-- start Raw records --

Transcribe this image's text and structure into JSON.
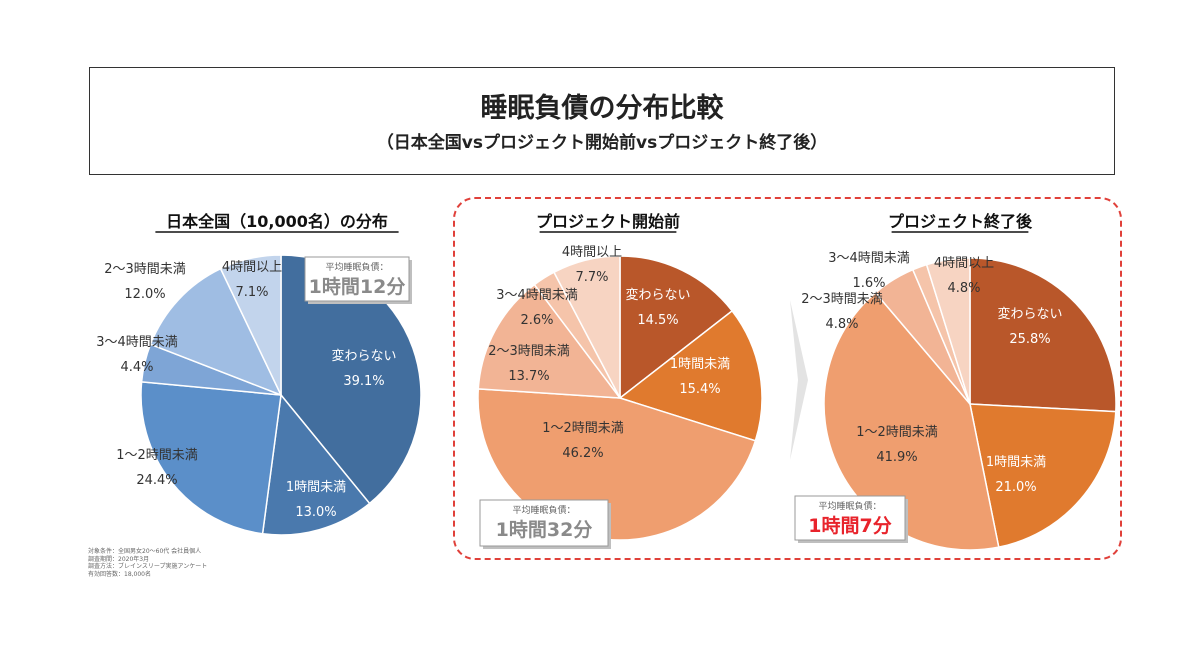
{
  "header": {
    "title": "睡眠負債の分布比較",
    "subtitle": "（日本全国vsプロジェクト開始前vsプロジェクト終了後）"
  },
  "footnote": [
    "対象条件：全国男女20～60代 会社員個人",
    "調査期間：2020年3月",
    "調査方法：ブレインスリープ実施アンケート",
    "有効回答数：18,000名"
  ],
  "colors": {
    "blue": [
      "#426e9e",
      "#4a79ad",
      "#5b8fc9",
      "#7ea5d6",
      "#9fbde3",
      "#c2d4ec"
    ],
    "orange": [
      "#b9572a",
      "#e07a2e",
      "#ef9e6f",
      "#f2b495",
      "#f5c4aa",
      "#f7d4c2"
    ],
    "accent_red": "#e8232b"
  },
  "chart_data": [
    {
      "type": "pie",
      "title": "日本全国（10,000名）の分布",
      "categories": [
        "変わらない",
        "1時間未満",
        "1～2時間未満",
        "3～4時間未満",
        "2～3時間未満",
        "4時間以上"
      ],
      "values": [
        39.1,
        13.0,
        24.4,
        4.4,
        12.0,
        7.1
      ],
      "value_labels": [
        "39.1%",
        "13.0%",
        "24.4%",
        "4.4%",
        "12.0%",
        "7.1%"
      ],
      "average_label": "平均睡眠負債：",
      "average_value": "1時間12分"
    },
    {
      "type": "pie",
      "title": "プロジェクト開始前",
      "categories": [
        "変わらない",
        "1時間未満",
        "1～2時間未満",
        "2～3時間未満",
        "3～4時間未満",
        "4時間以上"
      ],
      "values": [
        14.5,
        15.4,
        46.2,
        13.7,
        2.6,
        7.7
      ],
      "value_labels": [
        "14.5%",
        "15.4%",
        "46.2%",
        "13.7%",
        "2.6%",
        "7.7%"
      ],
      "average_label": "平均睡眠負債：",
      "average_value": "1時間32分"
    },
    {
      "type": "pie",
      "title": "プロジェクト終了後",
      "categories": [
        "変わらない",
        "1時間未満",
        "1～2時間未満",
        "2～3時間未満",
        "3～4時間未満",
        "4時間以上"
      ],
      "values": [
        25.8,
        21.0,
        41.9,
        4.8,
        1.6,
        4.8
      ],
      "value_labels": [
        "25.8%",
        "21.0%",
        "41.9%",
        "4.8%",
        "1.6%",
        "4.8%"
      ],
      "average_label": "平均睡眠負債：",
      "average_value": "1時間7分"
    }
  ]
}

-- end Raw records --

▶ **Directions**
Leaving out the pictures, repeat the data above exactly.

▶ **Answer for this exercise**
Transcribe this image's text and structure into JSON.
{
  "header": {
    "title": "睡眠負債の分布比較",
    "subtitle": "（日本全国vsプロジェクト開始前vsプロジェクト終了後）"
  },
  "footnote": [
    "対象条件：全国男女20～60代 会社員個人",
    "調査期間：2020年3月",
    "調査方法：ブレインスリープ実施アンケート",
    "有効回答数：18,000名"
  ],
  "colors": {
    "blue": [
      "#426e9e",
      "#4a79ad",
      "#5b8fc9",
      "#7ea5d6",
      "#9fbde3",
      "#c2d4ec"
    ],
    "orange": [
      "#b9572a",
      "#e07a2e",
      "#ef9e6f",
      "#f2b495",
      "#f5c4aa",
      "#f7d4c2"
    ],
    "accent_red": "#e8232b"
  },
  "chart_data": [
    {
      "type": "pie",
      "title": "日本全国（10,000名）の分布",
      "categories": [
        "変わらない",
        "1時間未満",
        "1～2時間未満",
        "3～4時間未満",
        "2～3時間未満",
        "4時間以上"
      ],
      "values": [
        39.1,
        13.0,
        24.4,
        4.4,
        12.0,
        7.1
      ],
      "value_labels": [
        "39.1%",
        "13.0%",
        "24.4%",
        "4.4%",
        "12.0%",
        "7.1%"
      ],
      "average_label": "平均睡眠負債：",
      "average_value": "1時間12分"
    },
    {
      "type": "pie",
      "title": "プロジェクト開始前",
      "categories": [
        "変わらない",
        "1時間未満",
        "1～2時間未満",
        "2～3時間未満",
        "3～4時間未満",
        "4時間以上"
      ],
      "values": [
        14.5,
        15.4,
        46.2,
        13.7,
        2.6,
        7.7
      ],
      "value_labels": [
        "14.5%",
        "15.4%",
        "46.2%",
        "13.7%",
        "2.6%",
        "7.7%"
      ],
      "average_label": "平均睡眠負債：",
      "average_value": "1時間32分"
    },
    {
      "type": "pie",
      "title": "プロジェクト終了後",
      "categories": [
        "変わらない",
        "1時間未満",
        "1～2時間未満",
        "2～3時間未満",
        "3～4時間未満",
        "4時間以上"
      ],
      "values": [
        25.8,
        21.0,
        41.9,
        4.8,
        1.6,
        4.8
      ],
      "value_labels": [
        "25.8%",
        "21.0%",
        "41.9%",
        "4.8%",
        "1.6%",
        "4.8%"
      ],
      "average_label": "平均睡眠負債：",
      "average_value": "1時間7分"
    }
  ]
}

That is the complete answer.